**The request**
Copy out all lines that carry the word "приложению".

[Stored records]
-- START --
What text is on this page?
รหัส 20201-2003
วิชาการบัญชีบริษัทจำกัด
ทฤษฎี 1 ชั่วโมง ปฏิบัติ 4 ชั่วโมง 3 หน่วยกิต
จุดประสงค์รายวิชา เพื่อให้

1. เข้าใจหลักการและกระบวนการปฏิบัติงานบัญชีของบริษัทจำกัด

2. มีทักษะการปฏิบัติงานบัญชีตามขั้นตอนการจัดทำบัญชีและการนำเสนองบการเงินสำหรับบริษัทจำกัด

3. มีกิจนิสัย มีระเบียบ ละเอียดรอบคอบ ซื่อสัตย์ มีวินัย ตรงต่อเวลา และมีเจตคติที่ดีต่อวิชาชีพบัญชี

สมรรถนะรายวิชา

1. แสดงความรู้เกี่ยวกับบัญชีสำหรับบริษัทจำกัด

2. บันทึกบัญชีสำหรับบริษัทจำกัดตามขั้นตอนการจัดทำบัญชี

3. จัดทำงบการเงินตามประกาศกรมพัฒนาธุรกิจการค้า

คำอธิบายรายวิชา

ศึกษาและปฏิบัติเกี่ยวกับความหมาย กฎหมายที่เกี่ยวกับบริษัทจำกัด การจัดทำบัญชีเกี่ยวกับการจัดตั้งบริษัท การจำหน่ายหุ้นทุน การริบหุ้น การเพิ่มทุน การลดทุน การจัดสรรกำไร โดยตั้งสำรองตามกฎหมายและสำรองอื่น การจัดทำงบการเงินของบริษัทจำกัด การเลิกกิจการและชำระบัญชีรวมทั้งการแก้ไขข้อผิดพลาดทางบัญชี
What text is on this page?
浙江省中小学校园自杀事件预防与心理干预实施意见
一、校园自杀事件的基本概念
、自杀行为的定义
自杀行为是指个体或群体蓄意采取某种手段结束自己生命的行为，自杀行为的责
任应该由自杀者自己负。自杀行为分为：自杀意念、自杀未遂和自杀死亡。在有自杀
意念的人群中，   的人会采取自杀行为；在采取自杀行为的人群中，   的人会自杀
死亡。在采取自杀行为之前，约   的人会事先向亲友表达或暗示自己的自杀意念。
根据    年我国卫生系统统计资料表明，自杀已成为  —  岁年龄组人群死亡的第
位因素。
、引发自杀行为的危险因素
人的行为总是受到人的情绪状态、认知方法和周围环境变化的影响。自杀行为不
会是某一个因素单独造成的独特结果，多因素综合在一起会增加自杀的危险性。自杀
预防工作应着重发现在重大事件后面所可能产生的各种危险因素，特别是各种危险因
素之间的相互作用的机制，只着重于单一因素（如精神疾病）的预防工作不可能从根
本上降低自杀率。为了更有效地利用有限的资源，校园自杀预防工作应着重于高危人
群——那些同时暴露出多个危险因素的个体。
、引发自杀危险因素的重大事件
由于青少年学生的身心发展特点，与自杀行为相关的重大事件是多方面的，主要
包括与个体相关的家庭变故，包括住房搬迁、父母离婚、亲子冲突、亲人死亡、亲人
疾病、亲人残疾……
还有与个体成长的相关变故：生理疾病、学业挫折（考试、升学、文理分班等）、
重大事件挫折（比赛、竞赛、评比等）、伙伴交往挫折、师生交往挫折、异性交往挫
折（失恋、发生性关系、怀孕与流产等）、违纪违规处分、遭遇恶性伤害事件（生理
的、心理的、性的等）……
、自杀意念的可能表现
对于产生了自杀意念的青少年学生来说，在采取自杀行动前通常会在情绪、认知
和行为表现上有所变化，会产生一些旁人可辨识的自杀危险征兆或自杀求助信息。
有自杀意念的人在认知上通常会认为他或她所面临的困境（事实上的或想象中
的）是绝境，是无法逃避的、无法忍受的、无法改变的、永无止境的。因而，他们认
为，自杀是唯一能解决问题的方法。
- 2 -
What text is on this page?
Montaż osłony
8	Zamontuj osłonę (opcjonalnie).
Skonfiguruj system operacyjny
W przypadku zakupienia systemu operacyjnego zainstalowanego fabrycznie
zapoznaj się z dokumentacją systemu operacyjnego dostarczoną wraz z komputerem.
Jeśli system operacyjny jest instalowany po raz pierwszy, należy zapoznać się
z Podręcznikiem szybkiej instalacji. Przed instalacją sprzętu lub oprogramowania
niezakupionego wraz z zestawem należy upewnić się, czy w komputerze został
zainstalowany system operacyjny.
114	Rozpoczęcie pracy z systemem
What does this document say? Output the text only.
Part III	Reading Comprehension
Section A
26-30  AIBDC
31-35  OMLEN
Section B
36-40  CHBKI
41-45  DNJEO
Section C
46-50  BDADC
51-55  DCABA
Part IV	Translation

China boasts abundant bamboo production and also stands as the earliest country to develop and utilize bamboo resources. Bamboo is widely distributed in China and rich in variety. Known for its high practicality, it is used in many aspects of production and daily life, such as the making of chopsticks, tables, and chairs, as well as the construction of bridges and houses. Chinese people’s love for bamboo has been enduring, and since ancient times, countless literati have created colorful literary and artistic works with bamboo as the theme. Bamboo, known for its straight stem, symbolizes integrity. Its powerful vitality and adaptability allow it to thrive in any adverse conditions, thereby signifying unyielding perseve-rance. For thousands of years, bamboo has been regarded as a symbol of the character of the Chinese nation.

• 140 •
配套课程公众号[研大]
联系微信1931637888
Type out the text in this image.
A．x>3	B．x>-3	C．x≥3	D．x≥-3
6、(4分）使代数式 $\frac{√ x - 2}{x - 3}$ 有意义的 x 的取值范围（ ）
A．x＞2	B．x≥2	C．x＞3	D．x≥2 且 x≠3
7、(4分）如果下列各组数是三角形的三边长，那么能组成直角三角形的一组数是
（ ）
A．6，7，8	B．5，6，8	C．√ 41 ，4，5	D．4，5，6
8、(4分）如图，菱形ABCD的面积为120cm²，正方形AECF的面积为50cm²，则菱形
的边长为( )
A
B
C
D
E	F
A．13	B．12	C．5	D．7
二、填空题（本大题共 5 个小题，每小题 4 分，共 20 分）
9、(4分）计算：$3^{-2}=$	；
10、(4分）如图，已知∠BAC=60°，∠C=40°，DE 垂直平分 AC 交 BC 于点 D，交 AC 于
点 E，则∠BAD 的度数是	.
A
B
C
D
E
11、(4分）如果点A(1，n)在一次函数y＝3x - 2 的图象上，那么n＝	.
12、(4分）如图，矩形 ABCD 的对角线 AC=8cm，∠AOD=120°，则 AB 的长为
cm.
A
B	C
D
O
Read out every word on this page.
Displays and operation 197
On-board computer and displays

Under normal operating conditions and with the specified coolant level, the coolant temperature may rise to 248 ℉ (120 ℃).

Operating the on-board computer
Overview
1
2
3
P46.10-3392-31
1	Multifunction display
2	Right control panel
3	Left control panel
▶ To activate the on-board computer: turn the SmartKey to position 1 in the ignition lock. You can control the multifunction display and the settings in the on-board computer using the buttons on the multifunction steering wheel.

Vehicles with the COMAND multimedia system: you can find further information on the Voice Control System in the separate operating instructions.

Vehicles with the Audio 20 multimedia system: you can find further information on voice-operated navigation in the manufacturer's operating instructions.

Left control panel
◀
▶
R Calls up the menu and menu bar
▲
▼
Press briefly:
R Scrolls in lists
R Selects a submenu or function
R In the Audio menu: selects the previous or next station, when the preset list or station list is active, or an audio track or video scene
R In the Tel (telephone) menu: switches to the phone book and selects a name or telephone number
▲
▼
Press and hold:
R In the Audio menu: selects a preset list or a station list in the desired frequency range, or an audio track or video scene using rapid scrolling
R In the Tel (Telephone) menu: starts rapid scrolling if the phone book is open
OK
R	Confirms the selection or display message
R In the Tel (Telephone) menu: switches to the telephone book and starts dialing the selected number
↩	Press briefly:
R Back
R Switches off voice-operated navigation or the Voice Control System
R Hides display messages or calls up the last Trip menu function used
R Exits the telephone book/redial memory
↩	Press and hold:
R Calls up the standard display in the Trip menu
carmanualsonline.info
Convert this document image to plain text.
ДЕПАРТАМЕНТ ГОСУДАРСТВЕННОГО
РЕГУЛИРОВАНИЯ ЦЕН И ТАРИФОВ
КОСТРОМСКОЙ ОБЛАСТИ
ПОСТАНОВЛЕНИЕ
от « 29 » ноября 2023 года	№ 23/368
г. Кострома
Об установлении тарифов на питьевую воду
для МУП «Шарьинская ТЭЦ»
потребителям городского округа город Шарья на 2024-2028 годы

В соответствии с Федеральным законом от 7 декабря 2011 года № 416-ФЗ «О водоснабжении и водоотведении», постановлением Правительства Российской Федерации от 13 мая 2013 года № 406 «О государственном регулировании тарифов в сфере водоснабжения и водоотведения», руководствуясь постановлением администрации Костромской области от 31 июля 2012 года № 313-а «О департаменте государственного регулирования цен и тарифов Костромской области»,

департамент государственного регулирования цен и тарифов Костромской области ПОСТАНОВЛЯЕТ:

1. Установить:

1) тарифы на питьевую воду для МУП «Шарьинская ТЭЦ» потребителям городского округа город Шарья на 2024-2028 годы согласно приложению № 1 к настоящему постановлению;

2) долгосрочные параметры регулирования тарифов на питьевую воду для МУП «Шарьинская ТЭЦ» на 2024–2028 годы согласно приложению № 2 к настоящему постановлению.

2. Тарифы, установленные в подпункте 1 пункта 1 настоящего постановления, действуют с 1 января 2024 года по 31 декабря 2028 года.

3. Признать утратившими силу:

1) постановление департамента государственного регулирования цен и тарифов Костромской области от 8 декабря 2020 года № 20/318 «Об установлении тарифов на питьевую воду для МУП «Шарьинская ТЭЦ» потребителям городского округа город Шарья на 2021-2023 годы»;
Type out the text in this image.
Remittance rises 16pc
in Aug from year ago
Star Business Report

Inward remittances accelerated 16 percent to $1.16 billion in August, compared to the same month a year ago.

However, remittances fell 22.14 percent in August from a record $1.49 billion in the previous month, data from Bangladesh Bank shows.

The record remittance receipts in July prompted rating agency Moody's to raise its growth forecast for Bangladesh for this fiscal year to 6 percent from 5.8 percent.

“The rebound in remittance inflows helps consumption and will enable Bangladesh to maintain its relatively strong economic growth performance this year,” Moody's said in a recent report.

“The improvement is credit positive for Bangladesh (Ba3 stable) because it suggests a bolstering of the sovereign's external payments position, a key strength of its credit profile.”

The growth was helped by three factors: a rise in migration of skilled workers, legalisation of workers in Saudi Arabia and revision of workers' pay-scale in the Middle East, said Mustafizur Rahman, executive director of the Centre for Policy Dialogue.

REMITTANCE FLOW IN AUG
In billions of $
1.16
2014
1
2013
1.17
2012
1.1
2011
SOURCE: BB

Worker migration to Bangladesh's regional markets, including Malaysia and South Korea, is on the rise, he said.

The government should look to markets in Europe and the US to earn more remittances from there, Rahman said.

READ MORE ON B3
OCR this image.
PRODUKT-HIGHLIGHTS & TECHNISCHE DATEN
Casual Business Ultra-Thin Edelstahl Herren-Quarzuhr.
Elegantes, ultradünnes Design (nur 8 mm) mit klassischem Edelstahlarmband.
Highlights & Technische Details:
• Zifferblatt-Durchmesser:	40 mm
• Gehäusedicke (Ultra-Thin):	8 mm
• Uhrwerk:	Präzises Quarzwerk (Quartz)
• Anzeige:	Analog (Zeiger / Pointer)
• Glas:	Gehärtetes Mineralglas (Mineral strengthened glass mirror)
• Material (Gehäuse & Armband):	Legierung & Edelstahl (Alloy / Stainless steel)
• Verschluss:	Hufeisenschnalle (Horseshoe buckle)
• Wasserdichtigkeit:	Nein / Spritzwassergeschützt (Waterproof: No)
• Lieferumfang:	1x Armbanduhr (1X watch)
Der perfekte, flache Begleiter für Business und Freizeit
-- END --
**Answer to this problem**
1) тарифы на питьевую воду для МУП «Шарьинская ТЭЦ» потребителям городского округа город Шарья на 2024-2028 годы согласно приложению № 1 к настоящему постановлению;
2) долгосрочные параметры регулирования тарифов на питьевую воду для МУП «Шарьинская ТЭЦ» на 2024–2028 годы согласно приложению № 2 к настоящему постановлению.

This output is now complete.